> [EXERCISE SET]:
1. From the singers' forum thread, output the passage between "5. The mezzo" and "and bratty ingénue.", inclusive.
2. Answer these questions about the singers' forum thread:
(a) What song does AliceKettle say untrained mezzo-sopranos on the street sing over and over?
(b) Which role does Dili say mezzos have that sopranos still complain about?
(c) Which composer does Dili name in a peeve said to apply more to dramatic mezzos?

> [SOURCE]:
## START

# High Soprano Pet Peeves (WOMEN ONLY!)



## AliceKettle (Jun 15, 2014)

1. Those first two days of your period when you feel like ****, and don't want to do anything. Most women aren't great fans of getting their period, but it's worse when you're a singer because it reduces your voice to a weak, dry husk. It's even worse if you're a first soprano, like me because you can't reach the high notes as easily as you normally would.
2. When everyone tells you that you talk too softly, but really you're just instinctively protecting yourself from having to yell. In my family this can be an issue because my family loves to yell, and they're always asking me to speak up.
3. Most girls on the street are classically untrained mezzo-sopranos thinks that they're amazing, so they obnoxiously sing "Someone Like You" over and over again. You think to yourself that the average person has no musical appreciation for true sopranos these days. It's all about mezzos and nasally belters.
4. Most people don't really care about what a true soprano is singing, or their technique. They just care about how high you can go. I care about technique, but even I get obsessed with high notes.
5. The mezzo heroine is usually very strong, intelligent, and admirable, while the soprano heroine is a vapid, selfish, stupid, weak, and bratty ingénue.
6. You burnout quicker than other voice types.


----------



## Dili (Jun 19, 2014)

Mezzo soprano pet-peeves - 

1) Hearing "but you don't sound like a real opera singer because you sing low" from non-professionals.
2) Most of the main roles are for sopranos, and they still complain because mezzos have Carmen.
3) Mozart, enough said (this applies more to dramatic mezzos)
4) Made to sing alto in choir even though you can reach the high notes, because your sound is different.
5) So few non-depressive songs and arias for mezzos (especially for dramatics) 
6) It sometimes takes ages for mezzos to mature, meaning you can't participate in competitions or find a place in studios and have to find a "real" job with the hopes of hitting it big in the distant future ...


----------

## END

> [SUPPLIED DATA]:

## START

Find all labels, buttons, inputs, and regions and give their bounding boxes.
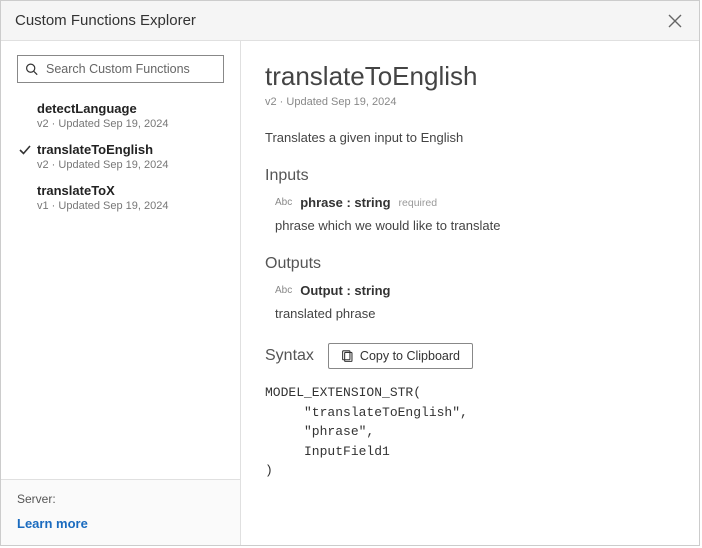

## END

> [RESPONSES]:
1.
5. The mezzo heroine is usually very strong, intelligent, and admirable, while the soprano heroine is a vapid, selfish, stupid, weak, and bratty ingénue.

2.
(a) "Someone Like You"
(b) Carmen
(c) Mozart